_Exercise aim:_
Copy every entry precisely.
= = = =
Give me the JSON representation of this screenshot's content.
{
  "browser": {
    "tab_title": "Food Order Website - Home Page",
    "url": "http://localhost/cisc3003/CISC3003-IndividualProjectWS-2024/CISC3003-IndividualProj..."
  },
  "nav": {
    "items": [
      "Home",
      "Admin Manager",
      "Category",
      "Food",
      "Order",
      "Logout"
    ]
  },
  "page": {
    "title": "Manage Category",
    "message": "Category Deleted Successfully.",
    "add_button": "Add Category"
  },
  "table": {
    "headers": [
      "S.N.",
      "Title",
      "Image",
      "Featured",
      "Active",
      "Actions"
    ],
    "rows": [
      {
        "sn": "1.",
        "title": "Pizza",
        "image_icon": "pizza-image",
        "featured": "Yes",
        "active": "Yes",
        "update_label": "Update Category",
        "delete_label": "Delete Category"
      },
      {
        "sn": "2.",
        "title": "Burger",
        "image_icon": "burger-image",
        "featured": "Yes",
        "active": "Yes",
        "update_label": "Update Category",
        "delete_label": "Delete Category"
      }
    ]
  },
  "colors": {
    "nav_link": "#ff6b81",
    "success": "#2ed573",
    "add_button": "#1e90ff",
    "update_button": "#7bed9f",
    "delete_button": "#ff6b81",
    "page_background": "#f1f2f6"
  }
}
= = = =
_Full answer:_
Give me the JSON representation of this screenshot's content.
{
  "browser": {
    "tab_title": "Food Order Website - Home Page",
    "url": "http://localhost/cisc3003/CISC3003-IndividualProjectWS-2024/CISC3003-IndividualProj..."
  },
  "nav": {
    "items": [
      "Home",
      "Admin Manager",
      "Category",
      "Food",
      "Order",
      "Logout"
    ]
  },
  "page": {
    "title": "Manage Category",
    "message": "Category Deleted Successfully.",
    "add_button": "Add Category"
  },
  "table": {
    "headers": [
      "S.N.",
      "Title",
      "Image",
      "Featured",
      "Active",
      "Actions"
    ],
    "rows": [
      {
        "sn": "1.",
        "title": "Pizza",
        "image_icon": "pizza-image",
        "featured": "Yes",
        "active": "Yes",
        "update_label": "Update Category",
        "delete_label": "Delete Category"
      },
      {
        "sn": "2.",
        "title": "Burger",
        "image_icon": "burger-image",
        "featured": "Yes",
        "active": "Yes",
        "update_label": "Update Category",
        "delete_label": "Delete Category"
      }
    ]
  },
  "colors": {
    "nav_link": "#ff6b81",
    "success": "#2ed573",
    "add_button": "#1e90ff",
    "update_button": "#7bed9f",
    "delete_button": "#ff6b81",
    "page_background": "#f1f2f6"
  }
}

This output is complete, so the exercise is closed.